▶ **Extract provided**:
You're wrong, and on many levels.

Plagiarism is not a form of stealing. Just like copyright infringement, it is a separate act, that for exactly the same reasons, had the word steal misappropriated to benefit the copyright holders.

Geeks do not need to "man up". We need to bunker down and refuse to allow people like you to change the word. Saying that change is just part of life, and like oh well, just go with the flow is harmful bullshit.

I don't "pretend" anything. I have fully admitted, that on many occasions, both past and present, that I willfully perform acts of copyright infringement. I did so in my youth due to availability and in inability to pay, and as an adult because I choose to not respect any form of copyrights or patents that are older than 20 years. I find them to be harmful and detrimental to society and I will continue to treat them as if they were in the Public Domain. Because they should be. Period.

As for words changing meaning, yes that is inevitable. What I will always fight is WHY. IT IS THE WHY THAT I FIGHT.

The word steal is continually being misappropriated to the act of copyright infringement for a purpose.

▶ **Rows**:
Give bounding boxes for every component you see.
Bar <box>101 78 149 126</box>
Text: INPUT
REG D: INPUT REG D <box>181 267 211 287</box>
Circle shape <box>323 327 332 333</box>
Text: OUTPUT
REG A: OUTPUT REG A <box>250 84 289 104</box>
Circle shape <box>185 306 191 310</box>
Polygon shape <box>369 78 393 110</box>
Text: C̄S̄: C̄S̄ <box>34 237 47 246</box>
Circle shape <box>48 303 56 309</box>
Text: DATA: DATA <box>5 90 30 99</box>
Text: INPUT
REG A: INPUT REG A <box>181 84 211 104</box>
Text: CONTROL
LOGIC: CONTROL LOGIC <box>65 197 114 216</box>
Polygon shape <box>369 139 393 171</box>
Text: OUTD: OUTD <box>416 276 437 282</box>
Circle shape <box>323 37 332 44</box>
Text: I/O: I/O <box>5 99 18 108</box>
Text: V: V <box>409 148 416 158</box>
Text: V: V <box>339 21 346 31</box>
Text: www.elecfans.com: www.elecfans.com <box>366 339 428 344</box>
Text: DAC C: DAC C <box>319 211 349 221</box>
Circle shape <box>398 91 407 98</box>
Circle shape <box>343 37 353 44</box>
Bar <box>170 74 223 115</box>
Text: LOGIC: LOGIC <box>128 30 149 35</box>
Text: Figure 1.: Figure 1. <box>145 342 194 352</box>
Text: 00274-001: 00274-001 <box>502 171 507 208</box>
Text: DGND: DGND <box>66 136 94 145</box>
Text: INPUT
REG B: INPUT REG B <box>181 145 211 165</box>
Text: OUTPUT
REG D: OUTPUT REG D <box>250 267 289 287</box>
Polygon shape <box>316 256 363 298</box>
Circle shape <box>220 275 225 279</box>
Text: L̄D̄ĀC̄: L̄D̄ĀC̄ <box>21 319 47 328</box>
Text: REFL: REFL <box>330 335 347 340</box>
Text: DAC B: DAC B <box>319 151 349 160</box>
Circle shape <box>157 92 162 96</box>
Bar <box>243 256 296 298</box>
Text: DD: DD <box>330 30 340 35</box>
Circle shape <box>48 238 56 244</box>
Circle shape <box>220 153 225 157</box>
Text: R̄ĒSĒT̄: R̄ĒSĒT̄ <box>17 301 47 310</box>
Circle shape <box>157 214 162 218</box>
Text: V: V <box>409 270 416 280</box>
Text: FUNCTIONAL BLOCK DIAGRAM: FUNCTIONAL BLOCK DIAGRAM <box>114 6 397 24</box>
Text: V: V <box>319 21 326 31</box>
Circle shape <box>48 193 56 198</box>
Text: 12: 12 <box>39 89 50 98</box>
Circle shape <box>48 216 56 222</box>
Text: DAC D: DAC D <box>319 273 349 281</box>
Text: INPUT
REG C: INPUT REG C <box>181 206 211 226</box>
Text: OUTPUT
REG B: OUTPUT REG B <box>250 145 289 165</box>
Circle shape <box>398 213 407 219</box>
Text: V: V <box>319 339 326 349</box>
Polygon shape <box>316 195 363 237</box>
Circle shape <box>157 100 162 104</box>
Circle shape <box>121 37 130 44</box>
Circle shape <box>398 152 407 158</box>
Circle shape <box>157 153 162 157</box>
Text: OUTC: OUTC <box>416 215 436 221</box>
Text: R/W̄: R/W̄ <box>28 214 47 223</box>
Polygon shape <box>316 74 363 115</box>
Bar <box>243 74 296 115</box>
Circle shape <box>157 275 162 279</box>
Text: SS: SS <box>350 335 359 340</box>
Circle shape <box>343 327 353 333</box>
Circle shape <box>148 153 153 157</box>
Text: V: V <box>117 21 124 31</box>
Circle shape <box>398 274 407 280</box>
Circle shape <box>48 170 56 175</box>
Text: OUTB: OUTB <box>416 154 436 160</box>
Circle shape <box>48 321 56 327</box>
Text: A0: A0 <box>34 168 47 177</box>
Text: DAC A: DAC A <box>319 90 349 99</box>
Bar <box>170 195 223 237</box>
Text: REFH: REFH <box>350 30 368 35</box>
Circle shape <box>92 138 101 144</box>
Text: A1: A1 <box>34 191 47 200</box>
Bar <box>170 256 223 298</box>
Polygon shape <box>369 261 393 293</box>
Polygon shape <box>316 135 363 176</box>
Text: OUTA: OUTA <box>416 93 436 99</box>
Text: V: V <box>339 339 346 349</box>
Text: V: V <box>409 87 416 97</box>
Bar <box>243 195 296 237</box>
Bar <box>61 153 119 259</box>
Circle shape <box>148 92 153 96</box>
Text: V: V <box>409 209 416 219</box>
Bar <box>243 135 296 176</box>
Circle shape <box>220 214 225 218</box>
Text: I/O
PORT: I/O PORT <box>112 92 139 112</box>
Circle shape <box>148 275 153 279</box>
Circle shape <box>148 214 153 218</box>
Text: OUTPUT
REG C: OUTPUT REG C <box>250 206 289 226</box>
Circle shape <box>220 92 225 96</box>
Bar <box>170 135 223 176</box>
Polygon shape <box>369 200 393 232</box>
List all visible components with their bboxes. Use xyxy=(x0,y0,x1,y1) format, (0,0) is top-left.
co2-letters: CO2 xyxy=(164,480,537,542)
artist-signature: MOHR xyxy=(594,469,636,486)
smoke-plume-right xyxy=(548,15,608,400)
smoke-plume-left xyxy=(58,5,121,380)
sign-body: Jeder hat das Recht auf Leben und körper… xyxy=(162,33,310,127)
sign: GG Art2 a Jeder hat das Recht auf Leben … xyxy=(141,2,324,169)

▶ **The task**:
Please answer these questions using the comment above:
(a) What two reasons does the writer give for committing copyright infringement in youth?
(b) The writer refuses to respect copyrights or patents older than how many years?
(c) What does the writer concede about words changing meaning?

▶ **Answer to this task**:
(a) Availability and inability to pay.
(b) 20 years.
(c) That it is inevitable.